- WHAT TO DO:
In the material below, some lines carry "color". Copy each such line.

(SUPPLIED DATA begins)

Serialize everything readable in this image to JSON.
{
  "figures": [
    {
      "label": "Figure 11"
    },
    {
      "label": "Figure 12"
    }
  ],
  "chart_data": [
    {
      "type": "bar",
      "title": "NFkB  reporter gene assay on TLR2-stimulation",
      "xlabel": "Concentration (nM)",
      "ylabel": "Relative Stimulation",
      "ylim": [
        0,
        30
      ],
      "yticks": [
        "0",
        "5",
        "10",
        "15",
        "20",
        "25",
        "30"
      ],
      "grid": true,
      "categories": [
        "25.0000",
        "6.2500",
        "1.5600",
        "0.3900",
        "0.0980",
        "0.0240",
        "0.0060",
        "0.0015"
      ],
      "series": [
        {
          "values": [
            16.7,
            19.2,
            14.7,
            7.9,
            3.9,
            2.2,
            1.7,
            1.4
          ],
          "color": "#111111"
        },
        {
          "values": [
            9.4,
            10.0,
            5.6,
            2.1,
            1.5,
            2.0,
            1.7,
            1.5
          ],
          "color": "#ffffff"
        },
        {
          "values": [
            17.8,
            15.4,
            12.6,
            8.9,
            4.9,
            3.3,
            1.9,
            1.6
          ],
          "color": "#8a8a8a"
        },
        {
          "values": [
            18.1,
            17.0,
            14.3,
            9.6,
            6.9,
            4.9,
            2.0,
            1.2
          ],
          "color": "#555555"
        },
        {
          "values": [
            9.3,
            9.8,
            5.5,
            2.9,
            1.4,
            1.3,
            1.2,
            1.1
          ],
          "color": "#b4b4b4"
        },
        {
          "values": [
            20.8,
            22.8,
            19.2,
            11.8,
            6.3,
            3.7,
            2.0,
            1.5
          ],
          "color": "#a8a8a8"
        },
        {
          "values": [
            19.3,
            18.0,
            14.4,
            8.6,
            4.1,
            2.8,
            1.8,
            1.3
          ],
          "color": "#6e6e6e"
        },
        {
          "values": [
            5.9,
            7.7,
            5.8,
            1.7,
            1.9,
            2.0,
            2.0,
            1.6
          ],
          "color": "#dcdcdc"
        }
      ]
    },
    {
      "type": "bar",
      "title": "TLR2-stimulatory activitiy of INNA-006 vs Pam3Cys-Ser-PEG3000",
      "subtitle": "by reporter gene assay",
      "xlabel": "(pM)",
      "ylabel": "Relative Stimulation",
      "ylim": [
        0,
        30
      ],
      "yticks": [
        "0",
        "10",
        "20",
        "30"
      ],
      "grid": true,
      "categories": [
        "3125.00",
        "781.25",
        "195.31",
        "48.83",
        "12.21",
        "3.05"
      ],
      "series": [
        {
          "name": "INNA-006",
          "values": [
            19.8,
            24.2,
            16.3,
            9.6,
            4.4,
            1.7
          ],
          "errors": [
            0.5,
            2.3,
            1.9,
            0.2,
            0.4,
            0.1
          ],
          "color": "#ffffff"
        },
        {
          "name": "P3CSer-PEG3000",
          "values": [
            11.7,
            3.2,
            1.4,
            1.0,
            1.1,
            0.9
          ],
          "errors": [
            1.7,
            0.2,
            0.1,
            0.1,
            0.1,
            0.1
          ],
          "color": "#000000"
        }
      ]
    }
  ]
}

(SUPPLIED DATA ends)

- COMPLETED TASK:
          "color": "#111111"
          "color": "#ffffff"
          "color": "#8a8a8a"
          "color": "#555555"
          "color": "#b4b4b4"
          "color": "#a8a8a8"
          "color": "#6e6e6e"
          "color": "#dcdcdc"
          "color": "#ffffff"
          "color": "#000000"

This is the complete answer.